### SET TASK:
Omit the images, then output each of the records below exactly.

### ITEMS:
»»

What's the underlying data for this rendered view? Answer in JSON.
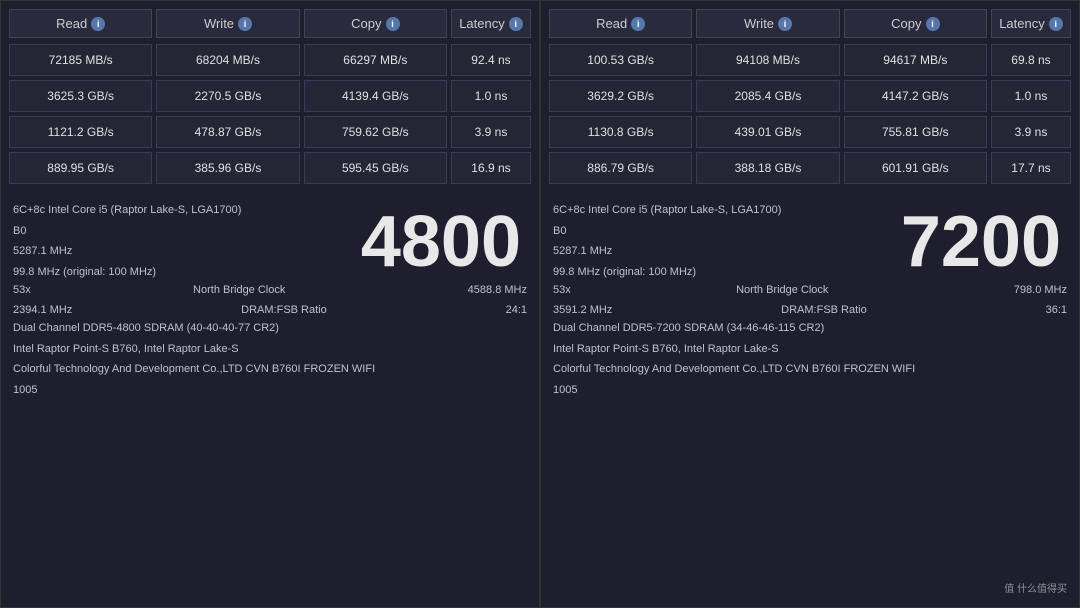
{
  "left": {
    "header": {
      "read": "Read",
      "write": "Write",
      "copy": "Copy",
      "latency": "Latency"
    },
    "rows": [
      {
        "read": "72185 MB/s",
        "write": "68204 MB/s",
        "copy": "66297 MB/s",
        "latency": "92.4 ns"
      },
      {
        "read": "3625.3 GB/s",
        "write": "2270.5 GB/s",
        "copy": "4139.4 GB/s",
        "latency": "1.0 ns"
      },
      {
        "read": "1121.2 GB/s",
        "write": "478.87 GB/s",
        "copy": "759.62 GB/s",
        "latency": "3.9 ns"
      },
      {
        "read": "889.95 GB/s",
        "write": "385.96 GB/s",
        "copy": "595.45 GB/s",
        "latency": "16.9 ns"
      }
    ],
    "info": {
      "cpu": "6C+8c Intel Core i5  (Raptor Lake-S, LGA1700)",
      "stepping": "B0",
      "freq": "5287.1 MHz",
      "fsb": "99.8 MHz  (original: 100 MHz)",
      "multiplier": "53x",
      "north_bridge_label": "North Bridge Clock",
      "north_bridge_value": "4588.8 MHz",
      "dram_freq": "2394.1 MHz",
      "dram_fsb_label": "DRAM:FSB Ratio",
      "dram_fsb_value": "24:1",
      "dram_type": "Dual Channel DDR5-4800 SDRAM  (40-40-40-77 CR2)",
      "chipset": "Intel Raptor Point-S B760, Intel Raptor Lake-S",
      "board": "Colorful Technology And Development Co.,LTD CVN B760I FROZEN WIFI",
      "bios": "1005",
      "big_number": "4800"
    }
  },
  "right": {
    "header": {
      "read": "Read",
      "write": "Write",
      "copy": "Copy",
      "latency": "Latency"
    },
    "rows": [
      {
        "read": "100.53 GB/s",
        "write": "94108 MB/s",
        "copy": "94617 MB/s",
        "latency": "69.8 ns"
      },
      {
        "read": "3629.2 GB/s",
        "write": "2085.4 GB/s",
        "copy": "4147.2 GB/s",
        "latency": "1.0 ns"
      },
      {
        "read": "1130.8 GB/s",
        "write": "439.01 GB/s",
        "copy": "755.81 GB/s",
        "latency": "3.9 ns"
      },
      {
        "read": "886.79 GB/s",
        "write": "388.18 GB/s",
        "copy": "601.91 GB/s",
        "latency": "17.7 ns"
      }
    ],
    "info": {
      "cpu": "6C+8c Intel Core i5  (Raptor Lake-S, LGA1700)",
      "stepping": "B0",
      "freq": "5287.1 MHz",
      "fsb": "99.8 MHz  (original: 100 MHz)",
      "multiplier": "53x",
      "north_bridge_label": "North Bridge Clock",
      "north_bridge_value": "798.0 MHz",
      "dram_freq": "3591.2 MHz",
      "dram_fsb_label": "DRAM:FSB Ratio",
      "dram_fsb_value": "36:1",
      "dram_type": "Dual Channel DDR5-7200 SDRAM  (34-46-46-115 CR2)",
      "chipset": "Intel Raptor Point-S B760, Intel Raptor Lake-S",
      "board": "Colorful Technology And Development Co.,LTD CVN B760I FROZEN WIFI",
      "bios": "1005",
      "big_number": "7200"
    }
  },
  "watermark": "值 什么值得买"
}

««

### COMPLETED TASK:
What's the underlying data for this rendered view? Answer in JSON.
{
  "left": {
    "header": {
      "read": "Read",
      "write": "Write",
      "copy": "Copy",
      "latency": "Latency"
    },
    "rows": [
      {
        "read": "72185 MB/s",
        "write": "68204 MB/s",
        "copy": "66297 MB/s",
        "latency": "92.4 ns"
      },
      {
        "read": "3625.3 GB/s",
        "write": "2270.5 GB/s",
        "copy": "4139.4 GB/s",
        "latency": "1.0 ns"
      },
      {
        "read": "1121.2 GB/s",
        "write": "478.87 GB/s",
        "copy": "759.62 GB/s",
        "latency": "3.9 ns"
      },
      {
        "read": "889.95 GB/s",
        "write": "385.96 GB/s",
        "copy": "595.45 GB/s",
        "latency": "16.9 ns"
      }
    ],
    "info": {
      "cpu": "6C+8c Intel Core i5  (Raptor Lake-S, LGA1700)",
      "stepping": "B0",
      "freq": "5287.1 MHz",
      "fsb": "99.8 MHz  (original: 100 MHz)",
      "multiplier": "53x",
      "north_bridge_label": "North Bridge Clock",
      "north_bridge_value": "4588.8 MHz",
      "dram_freq": "2394.1 MHz",
      "dram_fsb_label": "DRAM:FSB Ratio",
      "dram_fsb_value": "24:1",
      "dram_type": "Dual Channel DDR5-4800 SDRAM  (40-40-40-77 CR2)",
      "chipset": "Intel Raptor Point-S B760, Intel Raptor Lake-S",
      "board": "Colorful Technology And Development Co.,LTD CVN B760I FROZEN WIFI",
      "bios": "1005",
      "big_number": "4800"
    }
  },
  "right": {
    "header": {
      "read": "Read",
      "write": "Write",
      "copy": "Copy",
      "latency": "Latency"
    },
    "rows": [
      {
        "read": "100.53 GB/s",
        "write": "94108 MB/s",
        "copy": "94617 MB/s",
        "latency": "69.8 ns"
      },
      {
        "read": "3629.2 GB/s",
        "write": "2085.4 GB/s",
        "copy": "4147.2 GB/s",
        "latency": "1.0 ns"
      },
      {
        "read": "1130.8 GB/s",
        "write": "439.01 GB/s",
        "copy": "755.81 GB/s",
        "latency": "3.9 ns"
      },
      {
        "read": "886.79 GB/s",
        "write": "388.18 GB/s",
        "copy": "601.91 GB/s",
        "latency": "17.7 ns"
      }
    ],
    "info": {
      "cpu": "6C+8c Intel Core i5  (Raptor Lake-S, LGA1700)",
      "stepping": "B0",
      "freq": "5287.1 MHz",
      "fsb": "99.8 MHz  (original: 100 MHz)",
      "multiplier": "53x",
      "north_bridge_label": "North Bridge Clock",
      "north_bridge_value": "798.0 MHz",
      "dram_freq": "3591.2 MHz",
      "dram_fsb_label": "DRAM:FSB Ratio",
      "dram_fsb_value": "36:1",
      "dram_type": "Dual Channel DDR5-7200 SDRAM  (34-46-46-115 CR2)",
      "chipset": "Intel Raptor Point-S B760, Intel Raptor Lake-S",
      "board": "Colorful Technology And Development Co.,LTD CVN B760I FROZEN WIFI",
      "bios": "1005",
      "big_number": "7200"
    }
  },
  "watermark": "值 什么值得买"
}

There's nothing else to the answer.